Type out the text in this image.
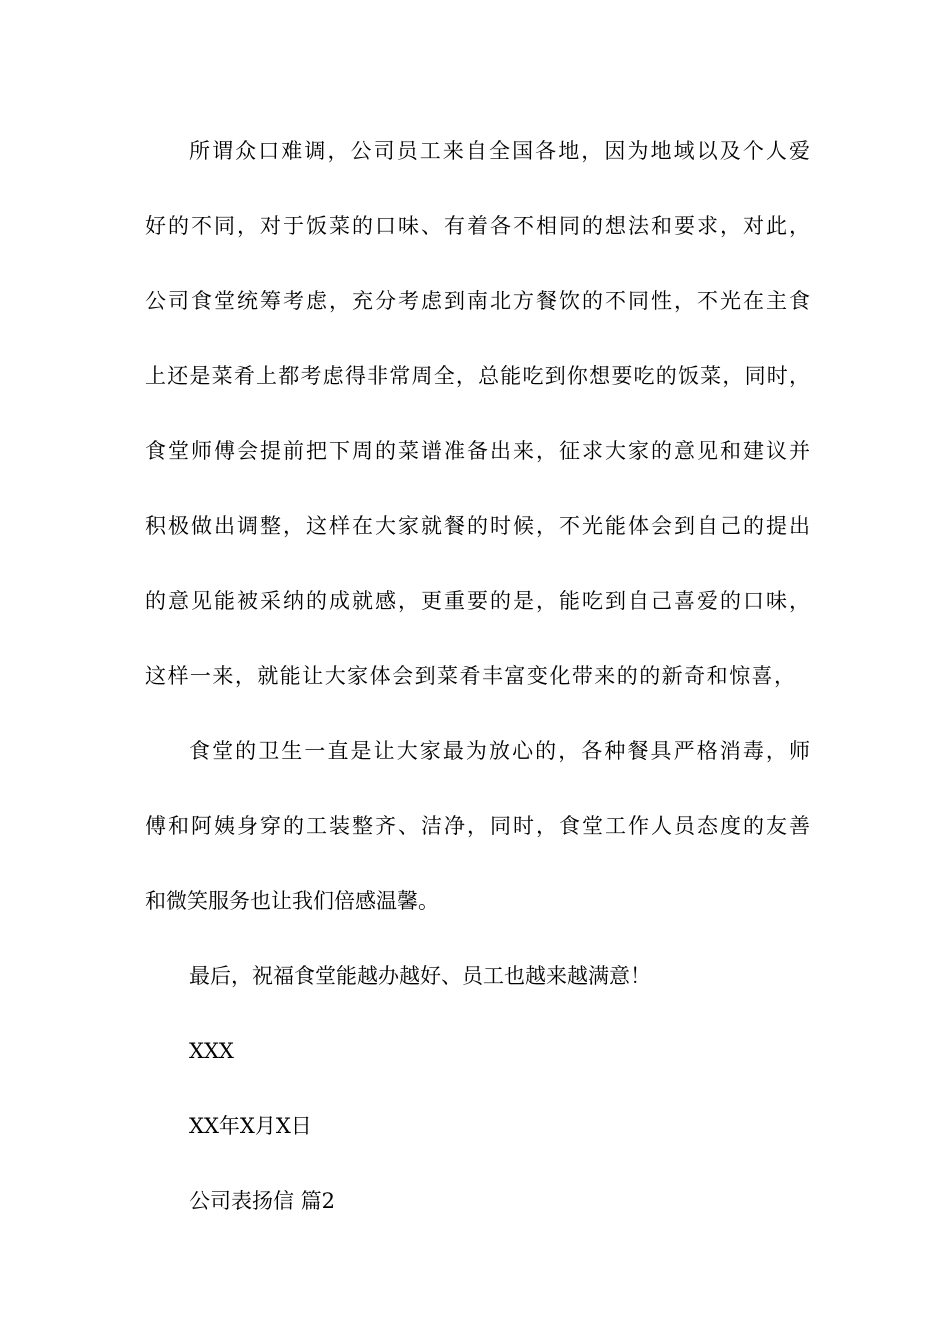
所谓众口难调，公司员工来自全国各地，因为地域以及个人爱
好的不同，对于饭菜的口味、有着各不相同的想法和要求，对此，
公司食堂统筹考虑，充分考虑到南北方餐饮的不同性，不光在主食
上还是菜肴上都考虑得非常周全，总能吃到你想要吃的饭菜，同时，
食堂师傅会提前把下周的菜谱准备出来，征求大家的意见和建议并
积极做出调整，这样在大家就餐的时候，不光能体会到自己的提出
的意见能被采纳的成就感，更重要的是，能吃到自己喜爱的口味，
这样一来，就能让大家体会到菜肴丰富变化带来的的新奇和惊喜，
食堂的卫生一直是让大家最为放心的，各种餐具严格消毒，师
傅和阿姨身穿的工装整齐、洁净，同时，食堂工作人员态度的友善
和微笑服务也让我们倍感温馨。
最后，祝福食堂能越办越好、员工也越来越满意！
XXX
XX年X月X日
公司表扬信 篇2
--------------------------------
Transcribe the complete set of entries verbatim. No pictures belong in the copy.

Type out the text in this image.
所谓众口难调，公司员工来自全国各地，因为地域以及个人爱
好的不同，对于饭菜的口味、有着各不相同的想法和要求，对此，
公司食堂统筹考虑，充分考虑到南北方餐饮的不同性，不光在主食
上还是菜肴上都考虑得非常周全，总能吃到你想要吃的饭菜，同时，
食堂师傅会提前把下周的菜谱准备出来，征求大家的意见和建议并
积极做出调整，这样在大家就餐的时候，不光能体会到自己的提出
的意见能被采纳的成就感，更重要的是，能吃到自己喜爱的口味，
这样一来，就能让大家体会到菜肴丰富变化带来的的新奇和惊喜，
食堂的卫生一直是让大家最为放心的，各种餐具严格消毒，师
傅和阿姨身穿的工装整齐、洁净，同时，食堂工作人员态度的友善
和微笑服务也让我们倍感温馨。
最后，祝福食堂能越办越好、员工也越来越满意！
XXX
XX年X月X日
公司表扬信 篇2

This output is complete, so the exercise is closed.